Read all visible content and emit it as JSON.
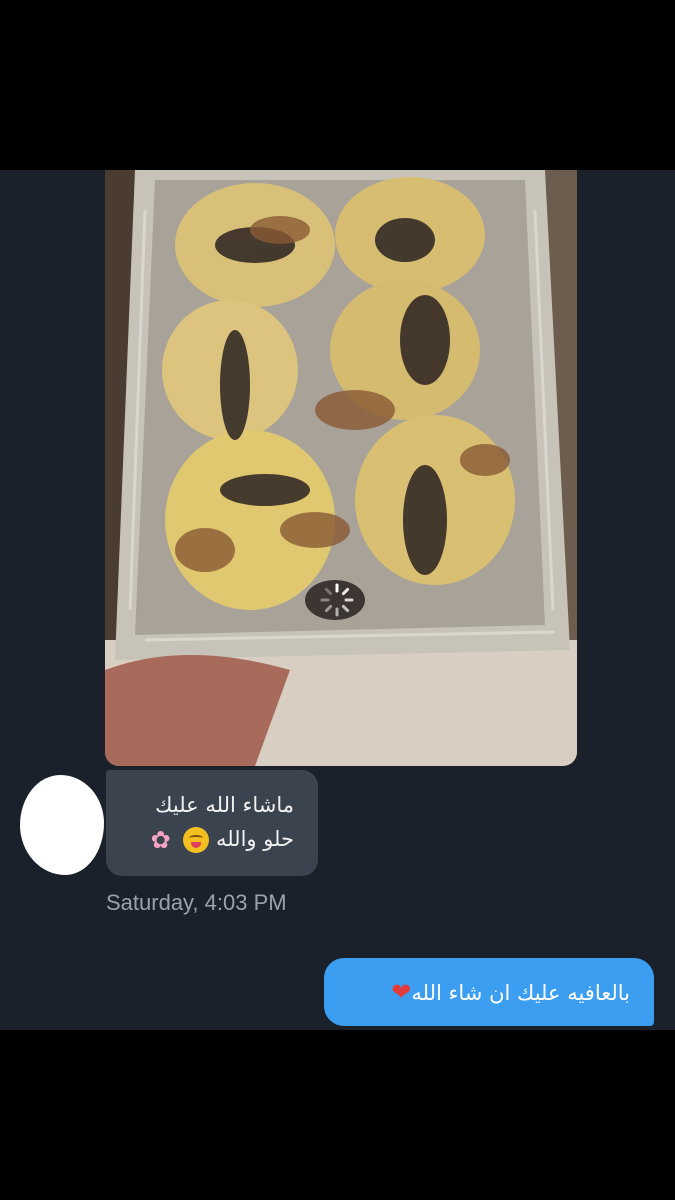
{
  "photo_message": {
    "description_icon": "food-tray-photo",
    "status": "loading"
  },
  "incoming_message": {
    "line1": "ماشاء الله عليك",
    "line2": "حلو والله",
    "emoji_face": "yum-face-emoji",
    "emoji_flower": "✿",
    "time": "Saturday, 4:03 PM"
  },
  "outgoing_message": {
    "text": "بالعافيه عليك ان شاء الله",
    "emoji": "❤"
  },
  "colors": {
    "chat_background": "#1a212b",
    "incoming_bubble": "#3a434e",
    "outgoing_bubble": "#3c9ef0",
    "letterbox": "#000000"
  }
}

• AIM: Transcribe the material exactly, leaving every picture out.

• SOLVED EXERCISE:
Read all visible content and emit it as JSON.
{
  "photo_message": {
    "description_icon": "food-tray-photo",
    "status": "loading"
  },
  "incoming_message": {
    "line1": "ماشاء الله عليك",
    "line2": "حلو والله",
    "emoji_face": "yum-face-emoji",
    "emoji_flower": "✿",
    "time": "Saturday, 4:03 PM"
  },
  "outgoing_message": {
    "text": "بالعافيه عليك ان شاء الله",
    "emoji": "❤"
  },
  "colors": {
    "chat_background": "#1a212b",
    "incoming_bubble": "#3a434e",
    "outgoing_bubble": "#3c9ef0",
    "letterbox": "#000000"
  }
}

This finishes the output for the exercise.